Records from a data collection

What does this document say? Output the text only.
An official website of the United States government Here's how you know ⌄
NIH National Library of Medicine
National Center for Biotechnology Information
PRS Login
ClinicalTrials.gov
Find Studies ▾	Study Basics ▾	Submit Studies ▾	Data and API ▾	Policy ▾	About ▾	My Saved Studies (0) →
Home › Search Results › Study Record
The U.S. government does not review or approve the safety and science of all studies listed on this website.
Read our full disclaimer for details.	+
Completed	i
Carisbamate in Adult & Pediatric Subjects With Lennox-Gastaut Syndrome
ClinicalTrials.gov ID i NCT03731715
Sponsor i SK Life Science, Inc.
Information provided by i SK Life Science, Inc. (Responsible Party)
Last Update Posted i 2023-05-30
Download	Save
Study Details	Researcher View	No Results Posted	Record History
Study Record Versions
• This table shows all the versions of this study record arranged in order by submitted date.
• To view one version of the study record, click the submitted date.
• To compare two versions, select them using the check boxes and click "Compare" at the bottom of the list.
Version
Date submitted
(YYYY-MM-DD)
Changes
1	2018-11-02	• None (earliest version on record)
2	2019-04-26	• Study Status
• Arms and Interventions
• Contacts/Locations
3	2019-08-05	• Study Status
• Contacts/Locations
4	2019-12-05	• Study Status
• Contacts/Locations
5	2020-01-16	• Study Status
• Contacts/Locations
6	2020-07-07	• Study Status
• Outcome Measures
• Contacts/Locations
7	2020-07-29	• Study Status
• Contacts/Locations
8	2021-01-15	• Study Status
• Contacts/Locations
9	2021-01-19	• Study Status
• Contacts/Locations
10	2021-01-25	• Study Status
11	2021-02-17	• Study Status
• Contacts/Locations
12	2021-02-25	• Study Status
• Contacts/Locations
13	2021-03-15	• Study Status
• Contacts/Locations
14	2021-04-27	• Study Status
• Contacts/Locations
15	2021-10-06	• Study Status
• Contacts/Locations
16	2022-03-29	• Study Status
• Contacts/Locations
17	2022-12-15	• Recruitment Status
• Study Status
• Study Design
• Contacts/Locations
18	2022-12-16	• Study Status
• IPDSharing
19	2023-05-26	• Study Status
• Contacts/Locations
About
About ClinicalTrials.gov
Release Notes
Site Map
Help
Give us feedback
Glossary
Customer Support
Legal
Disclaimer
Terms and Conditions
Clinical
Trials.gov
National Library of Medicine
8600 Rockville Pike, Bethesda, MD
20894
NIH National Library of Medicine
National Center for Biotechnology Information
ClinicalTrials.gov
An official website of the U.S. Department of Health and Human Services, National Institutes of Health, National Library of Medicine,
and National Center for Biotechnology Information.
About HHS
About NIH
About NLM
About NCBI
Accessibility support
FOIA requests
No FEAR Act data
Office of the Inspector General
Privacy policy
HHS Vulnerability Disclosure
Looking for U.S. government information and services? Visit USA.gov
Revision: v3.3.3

- _JOB_:
Write the material out again in its entirety, exactly as shown.

- _PROBLEM SOLUTION_:
What does this document say? Output the text only.
An official website of the United States government Here's how you know ⌄
NIH National Library of Medicine
National Center for Biotechnology Information
PRS Login
ClinicalTrials.gov
Find Studies ▾	Study Basics ▾	Submit Studies ▾	Data and API ▾	Policy ▾	About ▾	My Saved Studies (0) →
Home › Search Results › Study Record
The U.S. government does not review or approve the safety and science of all studies listed on this website.
Read our full disclaimer for details.	+
Completed	i
Carisbamate in Adult & Pediatric Subjects With Lennox-Gastaut Syndrome
ClinicalTrials.gov ID i NCT03731715
Sponsor i SK Life Science, Inc.
Information provided by i SK Life Science, Inc. (Responsible Party)
Last Update Posted i 2023-05-30
Download	Save
Study Details	Researcher View	No Results Posted	Record History
Study Record Versions
• This table shows all the versions of this study record arranged in order by submitted date.
• To view one version of the study record, click the submitted date.
• To compare two versions, select them using the check boxes and click "Compare" at the bottom of the list.
Version
Date submitted
(YYYY-MM-DD)
Changes
1	2018-11-02	• None (earliest version on record)
2	2019-04-26	• Study Status
• Arms and Interventions
• Contacts/Locations
3	2019-08-05	• Study Status
• Contacts/Locations
4	2019-12-05	• Study Status
• Contacts/Locations
5	2020-01-16	• Study Status
• Contacts/Locations
6	2020-07-07	• Study Status
• Outcome Measures
• Contacts/Locations
7	2020-07-29	• Study Status
• Contacts/Locations
8	2021-01-15	• Study Status
• Contacts/Locations
9	2021-01-19	• Study Status
• Contacts/Locations
10	2021-01-25	• Study Status
11	2021-02-17	• Study Status
• Contacts/Locations
12	2021-02-25	• Study Status
• Contacts/Locations
13	2021-03-15	• Study Status
• Contacts/Locations
14	2021-04-27	• Study Status
• Contacts/Locations
15	2021-10-06	• Study Status
• Contacts/Locations
16	2022-03-29	• Study Status
• Contacts/Locations
17	2022-12-15	• Recruitment Status
• Study Status
• Study Design
• Contacts/Locations
18	2022-12-16	• Study Status
• IPDSharing
19	2023-05-26	• Study Status
• Contacts/Locations
About
About ClinicalTrials.gov
Release Notes
Site Map
Help
Give us feedback
Glossary
Customer Support
Legal
Disclaimer
Terms and Conditions
Clinical
Trials.gov
National Library of Medicine
8600 Rockville Pike, Bethesda, MD
20894
NIH National Library of Medicine
National Center for Biotechnology Information
ClinicalTrials.gov
An official website of the U.S. Department of Health and Human Services, National Institutes of Health, National Library of Medicine,
and National Center for Biotechnology Information.
About HHS
About NIH
About NLM
About NCBI
Accessibility support
FOIA requests
No FEAR Act data
Office of the Inspector General
Privacy policy
HHS Vulnerability Disclosure
Looking for U.S. government information and services? Visit USA.gov
Revision: v3.3.3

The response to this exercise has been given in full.